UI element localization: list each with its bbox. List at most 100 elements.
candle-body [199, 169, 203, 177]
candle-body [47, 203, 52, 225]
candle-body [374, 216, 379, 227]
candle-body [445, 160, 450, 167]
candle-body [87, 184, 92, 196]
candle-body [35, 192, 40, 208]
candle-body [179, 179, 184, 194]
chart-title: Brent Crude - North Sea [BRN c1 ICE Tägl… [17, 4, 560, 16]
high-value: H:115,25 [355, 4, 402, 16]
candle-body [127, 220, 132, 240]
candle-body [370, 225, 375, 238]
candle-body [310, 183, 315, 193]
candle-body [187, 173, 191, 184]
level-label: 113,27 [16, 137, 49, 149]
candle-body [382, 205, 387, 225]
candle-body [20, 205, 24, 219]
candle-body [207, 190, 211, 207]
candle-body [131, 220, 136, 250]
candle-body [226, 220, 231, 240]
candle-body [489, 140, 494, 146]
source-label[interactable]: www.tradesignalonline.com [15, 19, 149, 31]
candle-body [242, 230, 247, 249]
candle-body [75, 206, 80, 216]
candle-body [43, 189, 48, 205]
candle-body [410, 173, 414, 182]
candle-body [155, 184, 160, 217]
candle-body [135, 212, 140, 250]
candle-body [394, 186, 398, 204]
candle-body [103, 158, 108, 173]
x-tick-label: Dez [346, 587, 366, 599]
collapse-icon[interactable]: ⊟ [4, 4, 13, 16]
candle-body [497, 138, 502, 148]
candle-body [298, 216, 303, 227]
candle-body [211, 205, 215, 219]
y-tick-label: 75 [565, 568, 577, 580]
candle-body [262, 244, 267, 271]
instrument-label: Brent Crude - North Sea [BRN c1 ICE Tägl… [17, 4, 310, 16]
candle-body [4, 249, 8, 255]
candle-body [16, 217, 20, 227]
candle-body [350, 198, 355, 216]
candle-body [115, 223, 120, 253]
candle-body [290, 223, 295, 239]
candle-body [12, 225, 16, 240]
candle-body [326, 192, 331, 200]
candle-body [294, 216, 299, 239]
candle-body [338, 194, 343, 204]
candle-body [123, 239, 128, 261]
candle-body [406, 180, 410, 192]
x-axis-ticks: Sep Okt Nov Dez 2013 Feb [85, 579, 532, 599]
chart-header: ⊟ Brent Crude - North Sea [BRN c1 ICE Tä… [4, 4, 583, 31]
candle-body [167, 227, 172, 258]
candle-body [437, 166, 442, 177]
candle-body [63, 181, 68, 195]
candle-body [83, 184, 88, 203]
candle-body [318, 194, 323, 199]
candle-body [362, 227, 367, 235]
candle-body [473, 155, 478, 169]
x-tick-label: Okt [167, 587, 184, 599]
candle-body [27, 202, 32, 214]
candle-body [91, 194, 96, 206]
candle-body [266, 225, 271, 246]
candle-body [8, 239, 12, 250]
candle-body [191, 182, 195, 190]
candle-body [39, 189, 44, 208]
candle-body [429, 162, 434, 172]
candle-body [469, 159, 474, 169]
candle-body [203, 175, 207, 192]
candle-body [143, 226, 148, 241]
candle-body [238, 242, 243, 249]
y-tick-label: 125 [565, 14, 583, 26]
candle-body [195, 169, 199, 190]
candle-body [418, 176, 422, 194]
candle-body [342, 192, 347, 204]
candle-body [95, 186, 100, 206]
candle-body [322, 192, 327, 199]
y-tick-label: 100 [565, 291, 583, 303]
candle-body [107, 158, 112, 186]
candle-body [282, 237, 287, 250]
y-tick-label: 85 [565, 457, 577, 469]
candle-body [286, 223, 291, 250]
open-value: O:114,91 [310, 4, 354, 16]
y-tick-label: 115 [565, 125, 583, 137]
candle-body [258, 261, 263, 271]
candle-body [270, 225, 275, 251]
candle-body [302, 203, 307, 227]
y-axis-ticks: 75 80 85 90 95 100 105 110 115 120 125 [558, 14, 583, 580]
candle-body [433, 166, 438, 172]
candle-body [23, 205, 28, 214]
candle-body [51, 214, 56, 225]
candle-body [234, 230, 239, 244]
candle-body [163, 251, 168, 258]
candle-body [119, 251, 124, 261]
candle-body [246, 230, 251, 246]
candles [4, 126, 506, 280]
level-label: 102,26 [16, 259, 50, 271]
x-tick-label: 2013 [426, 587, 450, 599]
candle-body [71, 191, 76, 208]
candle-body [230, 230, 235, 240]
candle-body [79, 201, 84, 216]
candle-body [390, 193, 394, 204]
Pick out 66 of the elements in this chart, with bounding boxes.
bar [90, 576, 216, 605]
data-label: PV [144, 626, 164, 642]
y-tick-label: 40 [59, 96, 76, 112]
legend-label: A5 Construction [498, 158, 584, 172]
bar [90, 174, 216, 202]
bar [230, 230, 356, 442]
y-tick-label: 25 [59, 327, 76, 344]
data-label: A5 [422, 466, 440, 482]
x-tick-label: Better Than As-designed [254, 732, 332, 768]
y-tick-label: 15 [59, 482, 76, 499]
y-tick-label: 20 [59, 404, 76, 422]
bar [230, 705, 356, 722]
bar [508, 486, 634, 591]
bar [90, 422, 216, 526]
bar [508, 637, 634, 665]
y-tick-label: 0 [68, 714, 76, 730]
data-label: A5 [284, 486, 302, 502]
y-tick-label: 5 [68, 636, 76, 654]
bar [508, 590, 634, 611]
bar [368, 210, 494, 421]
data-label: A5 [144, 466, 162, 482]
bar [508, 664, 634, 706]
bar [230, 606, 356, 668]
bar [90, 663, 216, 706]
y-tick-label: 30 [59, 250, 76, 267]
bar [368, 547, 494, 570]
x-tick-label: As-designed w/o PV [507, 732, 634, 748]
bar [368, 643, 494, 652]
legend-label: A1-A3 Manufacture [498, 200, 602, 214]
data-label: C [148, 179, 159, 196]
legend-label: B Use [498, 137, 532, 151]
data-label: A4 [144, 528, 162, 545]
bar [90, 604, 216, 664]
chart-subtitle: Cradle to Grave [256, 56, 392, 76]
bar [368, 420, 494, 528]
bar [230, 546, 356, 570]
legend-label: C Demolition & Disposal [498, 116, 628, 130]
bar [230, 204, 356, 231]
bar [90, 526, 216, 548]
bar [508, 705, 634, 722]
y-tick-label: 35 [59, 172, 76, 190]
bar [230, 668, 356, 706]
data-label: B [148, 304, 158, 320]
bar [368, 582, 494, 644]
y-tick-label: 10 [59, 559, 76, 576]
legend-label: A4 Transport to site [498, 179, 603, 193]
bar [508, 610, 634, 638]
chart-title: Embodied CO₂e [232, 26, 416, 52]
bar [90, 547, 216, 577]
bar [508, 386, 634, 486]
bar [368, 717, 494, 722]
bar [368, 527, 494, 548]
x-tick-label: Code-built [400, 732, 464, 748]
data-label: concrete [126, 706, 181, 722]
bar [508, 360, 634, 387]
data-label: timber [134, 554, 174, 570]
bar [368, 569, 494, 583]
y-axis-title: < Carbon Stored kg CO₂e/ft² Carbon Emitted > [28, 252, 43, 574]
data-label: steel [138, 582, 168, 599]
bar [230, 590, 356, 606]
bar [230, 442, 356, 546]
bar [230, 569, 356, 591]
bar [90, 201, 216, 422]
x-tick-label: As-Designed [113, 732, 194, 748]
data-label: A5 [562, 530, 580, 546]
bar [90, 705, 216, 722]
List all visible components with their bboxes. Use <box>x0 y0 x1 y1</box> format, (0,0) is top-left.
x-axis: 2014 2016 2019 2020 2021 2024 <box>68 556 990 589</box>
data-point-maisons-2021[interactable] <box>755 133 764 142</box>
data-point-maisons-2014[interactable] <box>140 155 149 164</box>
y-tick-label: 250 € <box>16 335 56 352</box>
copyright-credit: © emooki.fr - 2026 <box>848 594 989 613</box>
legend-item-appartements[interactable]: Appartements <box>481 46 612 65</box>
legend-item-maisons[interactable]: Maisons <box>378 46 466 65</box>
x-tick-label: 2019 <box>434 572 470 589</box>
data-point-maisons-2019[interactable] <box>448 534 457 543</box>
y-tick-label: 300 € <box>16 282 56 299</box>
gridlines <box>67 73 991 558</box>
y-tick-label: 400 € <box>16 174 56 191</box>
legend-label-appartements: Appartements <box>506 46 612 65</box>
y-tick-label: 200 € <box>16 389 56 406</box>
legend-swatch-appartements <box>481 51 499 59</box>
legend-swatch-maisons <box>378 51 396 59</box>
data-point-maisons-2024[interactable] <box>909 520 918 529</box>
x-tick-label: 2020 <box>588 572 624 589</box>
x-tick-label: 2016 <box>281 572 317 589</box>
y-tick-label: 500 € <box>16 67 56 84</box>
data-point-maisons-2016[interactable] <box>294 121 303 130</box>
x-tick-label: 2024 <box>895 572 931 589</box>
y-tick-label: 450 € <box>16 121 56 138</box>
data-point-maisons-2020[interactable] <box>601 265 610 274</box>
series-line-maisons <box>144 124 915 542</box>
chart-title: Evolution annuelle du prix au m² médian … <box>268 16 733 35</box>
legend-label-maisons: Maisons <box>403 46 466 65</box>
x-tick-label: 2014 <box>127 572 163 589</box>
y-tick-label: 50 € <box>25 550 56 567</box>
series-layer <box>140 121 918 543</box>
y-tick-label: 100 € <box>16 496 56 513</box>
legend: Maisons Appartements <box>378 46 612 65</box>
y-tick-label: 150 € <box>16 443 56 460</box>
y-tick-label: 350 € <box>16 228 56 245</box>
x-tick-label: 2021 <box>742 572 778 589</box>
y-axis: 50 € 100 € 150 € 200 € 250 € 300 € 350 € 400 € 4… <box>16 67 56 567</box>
────────────────────────────────────────
_REQUIREMENTS_
Copy out the records from the very beginning down through the line containing "candle-body [489, 140, 494, 146]", keeping both of those lines.

_EXERCISE OUTPUT_
UI element localization: list each with its bbox. List at most 100 elements.
candle-body [199, 169, 203, 177]
candle-body [47, 203, 52, 225]
candle-body [374, 216, 379, 227]
candle-body [445, 160, 450, 167]
candle-body [87, 184, 92, 196]
candle-body [35, 192, 40, 208]
candle-body [179, 179, 184, 194]
chart-title: Brent Crude - North Sea [BRN c1 ICE Tägl… [17, 4, 560, 16]
high-value: H:115,25 [355, 4, 402, 16]
candle-body [127, 220, 132, 240]
candle-body [370, 225, 375, 238]
candle-body [310, 183, 315, 193]
candle-body [187, 173, 191, 184]
level-label: 113,27 [16, 137, 49, 149]
candle-body [382, 205, 387, 225]
candle-body [20, 205, 24, 219]
candle-body [207, 190, 211, 207]
candle-body [131, 220, 136, 250]
candle-body [226, 220, 231, 240]
candle-body [489, 140, 494, 146]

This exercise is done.